___ 阅读节选 ___

可以发现实验1与2中实验种群的适应度变化并没有十分明显(可能由于采用了fashion-mnist数据集并且本实验完成的是简单的全连接神经网络的原因),但随着迭代次数增加,留存在种群中的个体和最优个体仍然很明显是出现在靠后的位置。
随着网络结构进化,个体结构的深度不断增加,因而变异的空间也不断扩大,因此在本实验(实验1迭代300次,实验2迭代500次的形况下)产生4-5个隐藏层已经很难了,而由于为了节省时间,实验2训练集迭代三次,实验3训练集仅迭代两次也使得较深的神经网络不易训练。
实际上为了节约时间应当考虑自带个体在继承网络结构时同时继承部分权值,并在代码中引入序列化-反序列化方便记录,但本实验尚未完成这些细节。
观察最优网络结构可以发现,其中对第0层(输入数据)加入的skip-connect链接最为常见,且大多链接层位置大多靠后,可能说明input数据保留了最完整的源数据信息,且对位置靠后的层结构起到的作用更大。

___

请从上方关于神经网络结构进化实验的节选的最后一句之后继续写下去。

___ 数据摘录 ___

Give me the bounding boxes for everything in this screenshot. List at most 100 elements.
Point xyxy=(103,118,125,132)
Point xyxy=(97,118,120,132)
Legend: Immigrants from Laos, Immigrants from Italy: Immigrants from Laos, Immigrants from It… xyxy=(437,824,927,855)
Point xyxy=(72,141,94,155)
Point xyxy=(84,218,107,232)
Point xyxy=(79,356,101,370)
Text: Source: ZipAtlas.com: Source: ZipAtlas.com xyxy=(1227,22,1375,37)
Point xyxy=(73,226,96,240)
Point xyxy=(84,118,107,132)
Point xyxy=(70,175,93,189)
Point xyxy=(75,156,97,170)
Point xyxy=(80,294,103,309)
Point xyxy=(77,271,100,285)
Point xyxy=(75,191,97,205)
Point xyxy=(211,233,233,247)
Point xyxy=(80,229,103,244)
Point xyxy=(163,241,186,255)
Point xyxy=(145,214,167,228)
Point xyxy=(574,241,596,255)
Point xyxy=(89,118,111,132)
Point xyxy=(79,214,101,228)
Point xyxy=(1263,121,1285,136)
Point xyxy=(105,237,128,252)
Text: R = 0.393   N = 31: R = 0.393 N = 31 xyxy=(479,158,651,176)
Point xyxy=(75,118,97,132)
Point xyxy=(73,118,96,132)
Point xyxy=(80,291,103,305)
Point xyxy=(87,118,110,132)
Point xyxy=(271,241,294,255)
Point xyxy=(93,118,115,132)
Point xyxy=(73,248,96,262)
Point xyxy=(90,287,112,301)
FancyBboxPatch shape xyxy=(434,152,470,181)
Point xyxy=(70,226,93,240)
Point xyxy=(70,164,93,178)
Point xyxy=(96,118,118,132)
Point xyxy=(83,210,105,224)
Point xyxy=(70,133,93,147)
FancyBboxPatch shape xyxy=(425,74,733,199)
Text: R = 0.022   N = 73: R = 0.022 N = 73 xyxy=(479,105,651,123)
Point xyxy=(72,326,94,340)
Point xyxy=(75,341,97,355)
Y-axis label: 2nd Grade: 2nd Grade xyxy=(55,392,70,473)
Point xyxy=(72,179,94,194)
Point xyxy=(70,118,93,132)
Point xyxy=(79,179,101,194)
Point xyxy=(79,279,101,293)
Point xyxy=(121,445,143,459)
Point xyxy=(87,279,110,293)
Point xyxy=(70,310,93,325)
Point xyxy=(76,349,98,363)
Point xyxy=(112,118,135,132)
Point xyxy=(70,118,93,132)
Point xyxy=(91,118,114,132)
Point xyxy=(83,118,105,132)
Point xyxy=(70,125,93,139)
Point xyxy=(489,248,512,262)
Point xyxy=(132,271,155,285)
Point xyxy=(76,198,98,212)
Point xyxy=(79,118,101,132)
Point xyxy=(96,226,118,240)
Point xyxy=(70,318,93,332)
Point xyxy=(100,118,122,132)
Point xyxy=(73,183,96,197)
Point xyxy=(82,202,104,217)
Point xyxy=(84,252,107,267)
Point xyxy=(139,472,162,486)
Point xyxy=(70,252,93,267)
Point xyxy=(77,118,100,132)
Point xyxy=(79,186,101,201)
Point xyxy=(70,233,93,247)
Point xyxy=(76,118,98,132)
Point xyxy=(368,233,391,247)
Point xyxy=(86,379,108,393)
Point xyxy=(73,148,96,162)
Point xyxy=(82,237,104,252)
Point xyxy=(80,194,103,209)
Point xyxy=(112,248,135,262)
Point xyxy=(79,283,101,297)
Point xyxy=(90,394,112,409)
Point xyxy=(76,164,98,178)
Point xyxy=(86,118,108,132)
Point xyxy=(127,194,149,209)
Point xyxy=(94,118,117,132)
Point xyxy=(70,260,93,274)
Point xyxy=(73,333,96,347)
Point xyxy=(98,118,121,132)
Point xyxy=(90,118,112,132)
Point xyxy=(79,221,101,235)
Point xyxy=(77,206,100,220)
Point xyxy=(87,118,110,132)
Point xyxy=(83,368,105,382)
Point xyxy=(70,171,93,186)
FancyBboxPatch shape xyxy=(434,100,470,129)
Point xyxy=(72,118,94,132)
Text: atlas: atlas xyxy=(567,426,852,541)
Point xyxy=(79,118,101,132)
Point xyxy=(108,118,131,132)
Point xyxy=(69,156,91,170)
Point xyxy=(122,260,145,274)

___

**作答区**.
而对于实验3所得出的网络结构,所有的skip-connect都恰好为每层对输出层的链接,可能同样说明了位置较为靠后的网络层结构接收靠前的数据输入影响较为积极。
在本实验之前,我也在其他课上使用matlab利用手动设计的简单不包含skip-connect的五层神经网络设计训练fashion-mnist数据集,并在测试集上能够达到88%以上的准确率,本实验可能由于考虑运行时间,没有使用全部的训练集并且迭代次数较少,造成个体间的差异并不十分明显。